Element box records
----------------------------------------
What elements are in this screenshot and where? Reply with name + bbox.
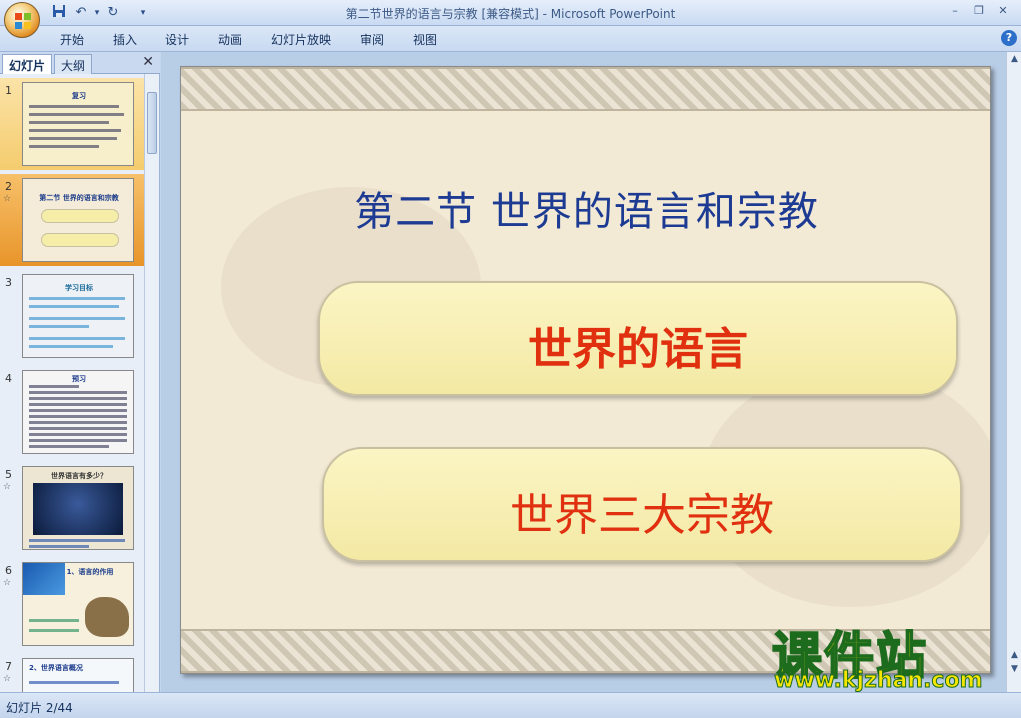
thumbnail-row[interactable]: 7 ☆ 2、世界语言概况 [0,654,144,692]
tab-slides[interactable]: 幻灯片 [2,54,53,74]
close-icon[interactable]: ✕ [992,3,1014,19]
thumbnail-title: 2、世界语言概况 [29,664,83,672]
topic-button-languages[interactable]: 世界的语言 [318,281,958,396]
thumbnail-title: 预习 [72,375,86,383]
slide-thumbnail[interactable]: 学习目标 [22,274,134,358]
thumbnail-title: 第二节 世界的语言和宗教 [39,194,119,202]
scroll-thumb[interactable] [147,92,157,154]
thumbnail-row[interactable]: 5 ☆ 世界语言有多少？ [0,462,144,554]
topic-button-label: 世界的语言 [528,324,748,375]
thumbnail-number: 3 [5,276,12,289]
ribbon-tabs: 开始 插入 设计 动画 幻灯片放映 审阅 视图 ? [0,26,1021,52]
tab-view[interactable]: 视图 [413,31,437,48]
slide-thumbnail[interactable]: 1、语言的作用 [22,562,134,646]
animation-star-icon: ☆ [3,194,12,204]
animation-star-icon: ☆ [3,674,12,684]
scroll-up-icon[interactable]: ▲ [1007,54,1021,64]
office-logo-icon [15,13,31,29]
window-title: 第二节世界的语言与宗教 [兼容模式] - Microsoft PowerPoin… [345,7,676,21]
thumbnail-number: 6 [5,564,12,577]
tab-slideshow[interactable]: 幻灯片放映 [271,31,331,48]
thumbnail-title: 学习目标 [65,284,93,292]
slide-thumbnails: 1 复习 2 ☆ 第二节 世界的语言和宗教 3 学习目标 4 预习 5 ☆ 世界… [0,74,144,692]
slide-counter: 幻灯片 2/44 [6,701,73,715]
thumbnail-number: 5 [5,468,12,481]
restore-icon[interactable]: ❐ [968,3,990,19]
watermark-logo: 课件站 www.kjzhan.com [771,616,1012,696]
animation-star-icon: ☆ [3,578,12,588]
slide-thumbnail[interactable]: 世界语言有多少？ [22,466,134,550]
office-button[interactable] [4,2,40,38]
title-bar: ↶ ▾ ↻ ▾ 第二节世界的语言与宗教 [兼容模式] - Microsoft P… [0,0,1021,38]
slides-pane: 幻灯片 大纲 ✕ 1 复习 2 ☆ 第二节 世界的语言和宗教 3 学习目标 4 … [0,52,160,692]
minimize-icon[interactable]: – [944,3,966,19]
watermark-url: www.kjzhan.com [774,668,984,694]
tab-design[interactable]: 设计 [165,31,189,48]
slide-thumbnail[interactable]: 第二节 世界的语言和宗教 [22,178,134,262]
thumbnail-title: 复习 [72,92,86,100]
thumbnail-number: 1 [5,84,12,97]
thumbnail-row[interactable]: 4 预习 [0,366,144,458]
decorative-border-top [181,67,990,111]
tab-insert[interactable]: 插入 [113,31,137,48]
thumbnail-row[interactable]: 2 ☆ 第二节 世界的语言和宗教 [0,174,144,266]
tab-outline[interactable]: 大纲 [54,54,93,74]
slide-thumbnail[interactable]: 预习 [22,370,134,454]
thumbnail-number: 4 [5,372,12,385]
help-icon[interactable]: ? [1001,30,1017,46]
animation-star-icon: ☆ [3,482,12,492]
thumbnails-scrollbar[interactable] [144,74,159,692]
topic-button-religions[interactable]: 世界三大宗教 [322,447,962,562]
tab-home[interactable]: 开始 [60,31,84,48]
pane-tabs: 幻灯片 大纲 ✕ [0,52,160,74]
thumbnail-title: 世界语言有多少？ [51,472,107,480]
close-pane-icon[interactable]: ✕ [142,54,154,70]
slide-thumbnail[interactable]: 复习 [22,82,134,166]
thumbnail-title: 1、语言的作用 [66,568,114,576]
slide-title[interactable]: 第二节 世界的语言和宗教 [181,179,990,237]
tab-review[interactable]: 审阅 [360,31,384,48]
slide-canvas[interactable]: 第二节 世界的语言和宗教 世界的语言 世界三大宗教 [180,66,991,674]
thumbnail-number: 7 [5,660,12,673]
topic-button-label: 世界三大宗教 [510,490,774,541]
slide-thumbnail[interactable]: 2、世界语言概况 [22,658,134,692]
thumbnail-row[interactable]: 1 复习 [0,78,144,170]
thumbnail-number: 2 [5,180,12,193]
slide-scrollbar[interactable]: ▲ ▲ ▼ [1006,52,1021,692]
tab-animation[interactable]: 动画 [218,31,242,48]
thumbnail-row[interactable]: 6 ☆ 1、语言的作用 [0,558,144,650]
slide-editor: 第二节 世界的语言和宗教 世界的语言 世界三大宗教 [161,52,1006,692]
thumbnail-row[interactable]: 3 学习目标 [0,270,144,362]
----------------------------------------
EXERCISE — Reproduce every line of the listing above verbatim, omitting the pictures from your answer.

THE ANSWER —
What elements are in this screenshot and where? Reply with name + bbox.
thumbnail-row[interactable]: 7 ☆ 2、世界语言概况 [0,654,144,692]
tab-slides[interactable]: 幻灯片 [2,54,53,74]
close-icon[interactable]: ✕ [992,3,1014,19]
thumbnail-title: 2、世界语言概况 [29,664,83,672]
topic-button-languages[interactable]: 世界的语言 [318,281,958,396]
thumbnail-title: 预习 [72,375,86,383]
slide-thumbnail[interactable]: 学习目标 [22,274,134,358]
thumbnail-title: 第二节 世界的语言和宗教 [39,194,119,202]
scroll-thumb[interactable] [147,92,157,154]
thumbnail-row[interactable]: 5 ☆ 世界语言有多少？ [0,462,144,554]
topic-button-label: 世界的语言 [528,324,748,375]
thumbnail-number: 3 [5,276,12,289]
ribbon-tabs: 开始 插入 设计 动画 幻灯片放映 审阅 视图 ? [0,26,1021,52]
tab-view[interactable]: 视图 [413,31,437,48]
slide-thumbnail[interactable]: 1、语言的作用 [22,562,134,646]
animation-star-icon: ☆ [3,194,12,204]
animation-star-icon: ☆ [3,674,12,684]
scroll-up-icon[interactable]: ▲ [1007,54,1021,64]
office-logo-icon [15,13,31,29]
window-title: 第二节世界的语言与宗教 [兼容模式] - Microsoft PowerPoin… [345,7,676,21]
thumbnail-number: 6 [5,564,12,577]
tab-slideshow[interactable]: 幻灯片放映 [271,31,331,48]
thumbnail-title: 学习目标 [65,284,93,292]
slide-thumbnails: 1 复习 2 ☆ 第二节 世界的语言和宗教 3 学习目标 4 预习 5 ☆ 世界… [0,74,144,692]
slide-counter: 幻灯片 2/44 [6,701,73,715]
thumbnail-number: 5 [5,468,12,481]
restore-icon[interactable]: ❐ [968,3,990,19]
watermark-logo: 课件站 www.kjzhan.com [771,616,1012,696]
animation-star-icon: ☆ [3,578,12,588]
slide-thumbnail[interactable]: 世界语言有多少？ [22,466,134,550]
office-button[interactable] [4,2,40,38]
title-bar: ↶ ▾ ↻ ▾ 第二节世界的语言与宗教 [兼容模式] - Microsoft P… [0,0,1021,38]
slides-pane: 幻灯片 大纲 ✕ 1 复习 2 ☆ 第二节 世界的语言和宗教 3 学习目标 4 … [0,52,160,692]
minimize-icon[interactable]: – [944,3,966,19]
watermark-url: www.kjzhan.com [774,668,984,694]
tab-design[interactable]: 设计 [165,31,189,48]
slide-thumbnail[interactable]: 第二节 世界的语言和宗教 [22,178,134,262]
thumbnail-title: 复习 [72,92,86,100]
thumbnail-number: 1 [5,84,12,97]
thumbnail-row[interactable]: 4 预习 [0,366,144,458]
decorative-border-top [181,67,990,111]
tab-insert[interactable]: 插入 [113,31,137,48]
thumbnail-row[interactable]: 2 ☆ 第二节 世界的语言和宗教 [0,174,144,266]
tab-outline[interactable]: 大纲 [54,54,93,74]
slide-thumbnail[interactable]: 预习 [22,370,134,454]
thumbnail-number: 4 [5,372,12,385]
help-icon[interactable]: ? [1001,30,1017,46]
animation-star-icon: ☆ [3,482,12,492]
thumbnails-scrollbar[interactable] [144,74,159,692]
topic-button-religions[interactable]: 世界三大宗教 [322,447,962,562]
tab-home[interactable]: 开始 [60,31,84,48]
pane-tabs: 幻灯片 大纲 ✕ [0,52,160,74]
thumbnail-title: 世界语言有多少？ [51,472,107,480]
close-pane-icon[interactable]: ✕ [142,54,154,70]
slide-thumbnail[interactable]: 复习 [22,82,134,166]
thumbnail-title: 1、语言的作用 [66,568,114,576]
slide-title[interactable]: 第二节 世界的语言和宗教 [181,179,990,237]
tab-review[interactable]: 审阅 [360,31,384,48]
slide-canvas[interactable]: 第二节 世界的语言和宗教 世界的语言 世界三大宗教 [180,66,991,674]
thumbnail-number: 7 [5,660,12,673]
topic-button-label: 世界三大宗教 [510,490,774,541]
slide-thumbnail[interactable]: 2、世界语言概况 [22,658,134,692]
thumbnail-row[interactable]: 1 复习 [0,78,144,170]
thumbnail-number: 2 [5,180,12,193]
slide-scrollbar[interactable]: ▲ ▲ ▼ [1006,52,1021,692]
tab-animation[interactable]: 动画 [218,31,242,48]
thumbnail-row[interactable]: 6 ☆ 1、语言的作用 [0,558,144,650]
slide-editor: 第二节 世界的语言和宗教 世界的语言 世界三大宗教 [161,52,1006,692]
thumbnail-row[interactable]: 3 学习目标 [0,270,144,362]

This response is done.